> **INSTRUCTIONS TO FOLLOW**
Locate each line of the material that contains "subtitle", then return it.

=== SUPPLIED ENTRIES ===

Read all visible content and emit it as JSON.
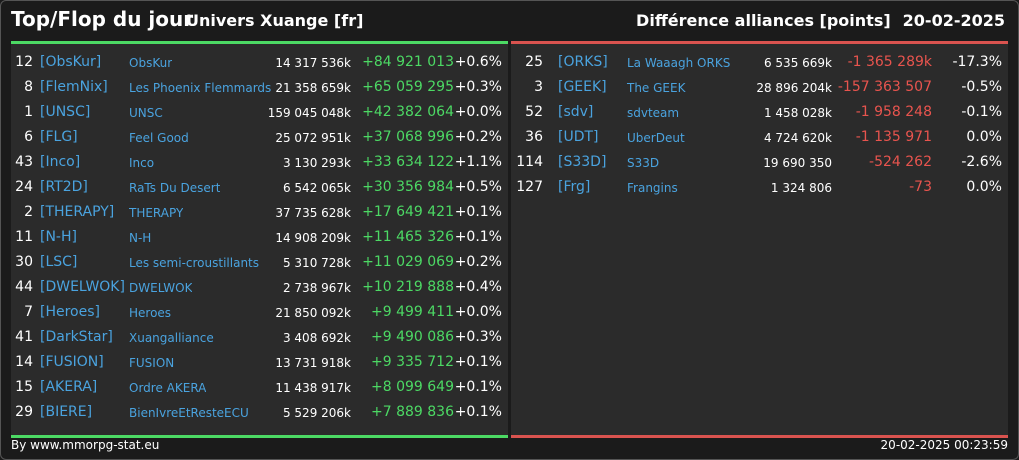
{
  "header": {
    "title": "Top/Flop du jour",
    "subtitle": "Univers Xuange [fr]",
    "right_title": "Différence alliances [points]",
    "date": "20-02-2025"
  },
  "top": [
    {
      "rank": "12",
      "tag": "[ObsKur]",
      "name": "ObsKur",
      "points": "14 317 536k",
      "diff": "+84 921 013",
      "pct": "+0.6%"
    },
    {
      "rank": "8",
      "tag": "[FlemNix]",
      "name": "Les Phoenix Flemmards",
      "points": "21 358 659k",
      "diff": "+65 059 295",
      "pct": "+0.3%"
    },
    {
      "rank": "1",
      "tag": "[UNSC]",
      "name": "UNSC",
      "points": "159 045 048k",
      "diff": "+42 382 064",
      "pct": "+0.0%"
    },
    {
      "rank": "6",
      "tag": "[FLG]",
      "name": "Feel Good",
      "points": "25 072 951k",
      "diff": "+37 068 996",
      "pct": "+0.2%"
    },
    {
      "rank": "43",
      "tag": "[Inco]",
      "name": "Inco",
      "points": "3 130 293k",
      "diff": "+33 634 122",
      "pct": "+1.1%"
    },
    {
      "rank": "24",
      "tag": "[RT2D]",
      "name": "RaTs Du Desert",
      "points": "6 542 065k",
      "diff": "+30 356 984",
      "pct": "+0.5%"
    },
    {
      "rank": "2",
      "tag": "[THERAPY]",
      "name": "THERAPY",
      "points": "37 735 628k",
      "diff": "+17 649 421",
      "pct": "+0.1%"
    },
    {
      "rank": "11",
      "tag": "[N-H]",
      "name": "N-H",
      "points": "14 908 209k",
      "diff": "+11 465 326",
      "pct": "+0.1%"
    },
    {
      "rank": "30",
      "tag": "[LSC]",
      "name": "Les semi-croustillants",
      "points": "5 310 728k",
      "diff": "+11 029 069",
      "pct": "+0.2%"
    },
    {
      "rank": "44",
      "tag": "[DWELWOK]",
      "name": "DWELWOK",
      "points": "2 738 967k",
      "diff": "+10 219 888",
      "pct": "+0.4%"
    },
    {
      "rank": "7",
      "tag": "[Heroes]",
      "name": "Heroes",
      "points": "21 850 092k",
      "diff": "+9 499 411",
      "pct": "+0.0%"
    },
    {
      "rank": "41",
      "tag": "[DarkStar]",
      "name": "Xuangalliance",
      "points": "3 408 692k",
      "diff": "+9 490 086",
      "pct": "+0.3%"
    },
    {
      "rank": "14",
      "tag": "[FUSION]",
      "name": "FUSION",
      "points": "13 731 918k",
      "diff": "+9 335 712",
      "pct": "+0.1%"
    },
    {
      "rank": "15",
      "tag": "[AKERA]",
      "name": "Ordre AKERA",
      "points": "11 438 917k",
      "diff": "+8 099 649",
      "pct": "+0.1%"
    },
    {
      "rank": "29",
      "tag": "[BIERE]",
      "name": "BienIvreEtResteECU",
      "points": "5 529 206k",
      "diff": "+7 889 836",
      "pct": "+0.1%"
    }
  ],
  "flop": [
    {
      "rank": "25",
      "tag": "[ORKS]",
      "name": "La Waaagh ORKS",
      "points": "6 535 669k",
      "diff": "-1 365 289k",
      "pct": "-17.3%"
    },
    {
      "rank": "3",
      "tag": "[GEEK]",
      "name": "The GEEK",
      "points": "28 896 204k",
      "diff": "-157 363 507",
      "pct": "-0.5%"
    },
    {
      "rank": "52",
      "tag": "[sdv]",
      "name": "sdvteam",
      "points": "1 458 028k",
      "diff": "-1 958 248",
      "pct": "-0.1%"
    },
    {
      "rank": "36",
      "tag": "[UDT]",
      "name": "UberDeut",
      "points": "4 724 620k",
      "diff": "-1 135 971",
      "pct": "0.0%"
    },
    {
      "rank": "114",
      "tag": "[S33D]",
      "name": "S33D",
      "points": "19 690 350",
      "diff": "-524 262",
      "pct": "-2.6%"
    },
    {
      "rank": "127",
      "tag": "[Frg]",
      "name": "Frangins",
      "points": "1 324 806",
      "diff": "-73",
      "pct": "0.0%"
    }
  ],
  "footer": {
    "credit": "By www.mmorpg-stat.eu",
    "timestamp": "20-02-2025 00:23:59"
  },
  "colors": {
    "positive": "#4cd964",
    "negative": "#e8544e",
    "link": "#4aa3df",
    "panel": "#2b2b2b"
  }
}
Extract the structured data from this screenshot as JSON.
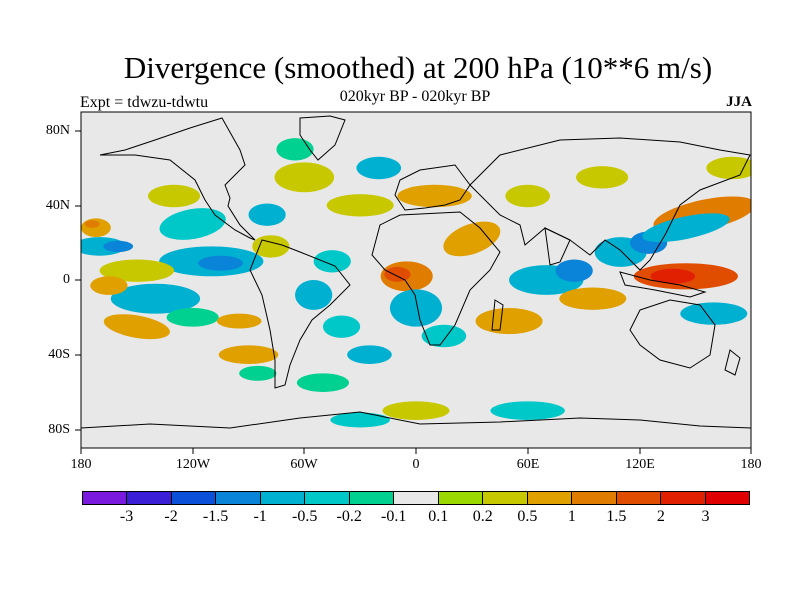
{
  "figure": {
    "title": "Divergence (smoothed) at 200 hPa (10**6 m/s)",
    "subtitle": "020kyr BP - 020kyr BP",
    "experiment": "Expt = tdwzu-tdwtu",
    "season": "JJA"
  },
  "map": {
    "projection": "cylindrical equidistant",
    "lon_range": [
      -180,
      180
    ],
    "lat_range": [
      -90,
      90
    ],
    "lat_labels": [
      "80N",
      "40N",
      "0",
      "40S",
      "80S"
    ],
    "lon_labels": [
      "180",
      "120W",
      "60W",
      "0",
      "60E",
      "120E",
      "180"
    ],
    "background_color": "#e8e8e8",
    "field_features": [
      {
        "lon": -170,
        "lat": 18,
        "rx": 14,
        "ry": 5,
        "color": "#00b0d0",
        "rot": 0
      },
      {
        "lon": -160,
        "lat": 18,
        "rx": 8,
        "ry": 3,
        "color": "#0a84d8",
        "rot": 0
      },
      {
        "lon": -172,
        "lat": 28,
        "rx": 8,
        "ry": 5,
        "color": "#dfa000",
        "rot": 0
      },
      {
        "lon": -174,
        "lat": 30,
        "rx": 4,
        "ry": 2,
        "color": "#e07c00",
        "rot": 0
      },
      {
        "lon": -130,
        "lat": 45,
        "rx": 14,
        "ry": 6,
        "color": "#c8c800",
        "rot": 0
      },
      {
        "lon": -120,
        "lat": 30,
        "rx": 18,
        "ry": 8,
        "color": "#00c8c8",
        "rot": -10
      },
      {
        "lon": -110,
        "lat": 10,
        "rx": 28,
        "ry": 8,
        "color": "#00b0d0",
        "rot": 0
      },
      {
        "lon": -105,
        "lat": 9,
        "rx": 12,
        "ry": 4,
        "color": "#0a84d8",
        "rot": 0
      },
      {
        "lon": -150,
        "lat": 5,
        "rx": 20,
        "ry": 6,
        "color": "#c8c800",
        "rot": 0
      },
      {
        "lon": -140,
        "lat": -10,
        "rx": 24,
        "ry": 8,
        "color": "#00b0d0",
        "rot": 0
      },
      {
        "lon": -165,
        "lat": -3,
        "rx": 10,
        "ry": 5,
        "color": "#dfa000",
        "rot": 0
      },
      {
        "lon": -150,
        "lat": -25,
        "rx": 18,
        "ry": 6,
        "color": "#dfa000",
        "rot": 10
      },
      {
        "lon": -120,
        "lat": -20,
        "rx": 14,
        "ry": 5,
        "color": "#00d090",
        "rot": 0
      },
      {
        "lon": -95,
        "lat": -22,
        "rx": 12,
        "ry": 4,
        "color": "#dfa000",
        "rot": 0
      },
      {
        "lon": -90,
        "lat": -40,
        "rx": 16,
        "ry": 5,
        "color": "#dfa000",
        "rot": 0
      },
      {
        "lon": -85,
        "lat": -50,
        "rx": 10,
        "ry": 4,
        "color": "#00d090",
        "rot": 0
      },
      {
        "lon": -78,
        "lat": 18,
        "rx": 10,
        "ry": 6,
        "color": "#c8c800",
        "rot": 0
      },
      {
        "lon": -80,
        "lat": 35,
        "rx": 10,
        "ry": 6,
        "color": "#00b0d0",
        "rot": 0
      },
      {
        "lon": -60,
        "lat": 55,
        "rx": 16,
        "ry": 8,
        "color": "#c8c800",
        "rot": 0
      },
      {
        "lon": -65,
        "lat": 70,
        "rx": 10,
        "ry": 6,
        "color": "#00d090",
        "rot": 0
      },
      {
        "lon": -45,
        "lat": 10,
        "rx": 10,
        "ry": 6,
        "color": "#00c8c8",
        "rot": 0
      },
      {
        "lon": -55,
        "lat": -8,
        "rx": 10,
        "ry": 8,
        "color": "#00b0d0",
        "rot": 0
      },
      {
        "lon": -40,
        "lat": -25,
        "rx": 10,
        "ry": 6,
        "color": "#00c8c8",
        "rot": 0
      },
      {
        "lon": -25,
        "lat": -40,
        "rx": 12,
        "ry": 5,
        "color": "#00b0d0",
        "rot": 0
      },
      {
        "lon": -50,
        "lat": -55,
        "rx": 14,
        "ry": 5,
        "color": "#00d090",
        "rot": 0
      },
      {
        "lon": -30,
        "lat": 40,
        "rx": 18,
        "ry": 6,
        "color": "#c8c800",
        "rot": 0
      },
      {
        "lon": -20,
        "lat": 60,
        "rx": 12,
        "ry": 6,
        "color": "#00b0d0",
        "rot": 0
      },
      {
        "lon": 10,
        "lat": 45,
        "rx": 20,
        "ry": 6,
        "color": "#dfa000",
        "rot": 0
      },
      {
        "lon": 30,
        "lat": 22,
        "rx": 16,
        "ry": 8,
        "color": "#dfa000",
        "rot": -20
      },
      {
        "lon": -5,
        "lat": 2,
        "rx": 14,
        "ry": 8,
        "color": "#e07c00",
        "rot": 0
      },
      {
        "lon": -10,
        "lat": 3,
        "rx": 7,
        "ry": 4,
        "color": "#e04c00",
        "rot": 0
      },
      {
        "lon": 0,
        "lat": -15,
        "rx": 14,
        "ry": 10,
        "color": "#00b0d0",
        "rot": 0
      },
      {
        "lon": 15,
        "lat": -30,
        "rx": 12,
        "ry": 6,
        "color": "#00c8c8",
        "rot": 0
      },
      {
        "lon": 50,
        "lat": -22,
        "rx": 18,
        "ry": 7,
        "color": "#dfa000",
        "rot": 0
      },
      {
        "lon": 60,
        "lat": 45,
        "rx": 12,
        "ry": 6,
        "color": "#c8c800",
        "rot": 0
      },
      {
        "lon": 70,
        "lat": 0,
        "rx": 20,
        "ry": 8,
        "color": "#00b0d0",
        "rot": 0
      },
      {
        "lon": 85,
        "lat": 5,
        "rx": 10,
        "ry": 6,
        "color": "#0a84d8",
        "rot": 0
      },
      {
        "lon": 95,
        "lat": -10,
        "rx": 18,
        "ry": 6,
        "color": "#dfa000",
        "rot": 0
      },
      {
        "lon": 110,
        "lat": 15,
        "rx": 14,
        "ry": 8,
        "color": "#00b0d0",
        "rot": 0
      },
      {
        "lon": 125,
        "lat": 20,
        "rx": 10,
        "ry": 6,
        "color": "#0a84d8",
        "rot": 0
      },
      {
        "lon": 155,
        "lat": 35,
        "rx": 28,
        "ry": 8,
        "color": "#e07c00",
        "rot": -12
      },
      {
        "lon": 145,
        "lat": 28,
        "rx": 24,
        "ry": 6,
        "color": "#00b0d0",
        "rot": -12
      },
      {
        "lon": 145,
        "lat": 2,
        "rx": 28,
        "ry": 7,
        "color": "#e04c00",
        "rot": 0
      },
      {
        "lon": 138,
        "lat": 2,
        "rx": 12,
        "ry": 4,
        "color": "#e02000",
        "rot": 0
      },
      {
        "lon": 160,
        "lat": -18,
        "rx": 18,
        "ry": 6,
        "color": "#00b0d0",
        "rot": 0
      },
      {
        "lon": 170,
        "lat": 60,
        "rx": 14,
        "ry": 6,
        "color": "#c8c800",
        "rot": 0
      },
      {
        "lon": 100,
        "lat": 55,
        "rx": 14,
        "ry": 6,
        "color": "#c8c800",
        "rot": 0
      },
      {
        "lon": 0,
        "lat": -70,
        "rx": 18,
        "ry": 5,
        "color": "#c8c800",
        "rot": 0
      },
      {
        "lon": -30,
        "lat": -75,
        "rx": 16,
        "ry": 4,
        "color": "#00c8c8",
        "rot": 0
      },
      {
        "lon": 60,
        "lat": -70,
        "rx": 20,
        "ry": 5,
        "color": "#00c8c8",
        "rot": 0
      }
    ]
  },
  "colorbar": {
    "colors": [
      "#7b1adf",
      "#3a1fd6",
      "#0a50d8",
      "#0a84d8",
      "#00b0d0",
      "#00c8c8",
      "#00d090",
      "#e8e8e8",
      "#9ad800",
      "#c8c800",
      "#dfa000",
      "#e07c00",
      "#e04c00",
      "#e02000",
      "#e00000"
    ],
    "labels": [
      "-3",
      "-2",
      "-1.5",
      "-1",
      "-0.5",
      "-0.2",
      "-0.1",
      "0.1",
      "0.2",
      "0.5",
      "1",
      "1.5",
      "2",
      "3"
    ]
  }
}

===

> **WRITTEN REPLY**
    "subtitle": "Univers Xuange [fr]",
    "subtitle": "020kyr BP - 020kyr BP",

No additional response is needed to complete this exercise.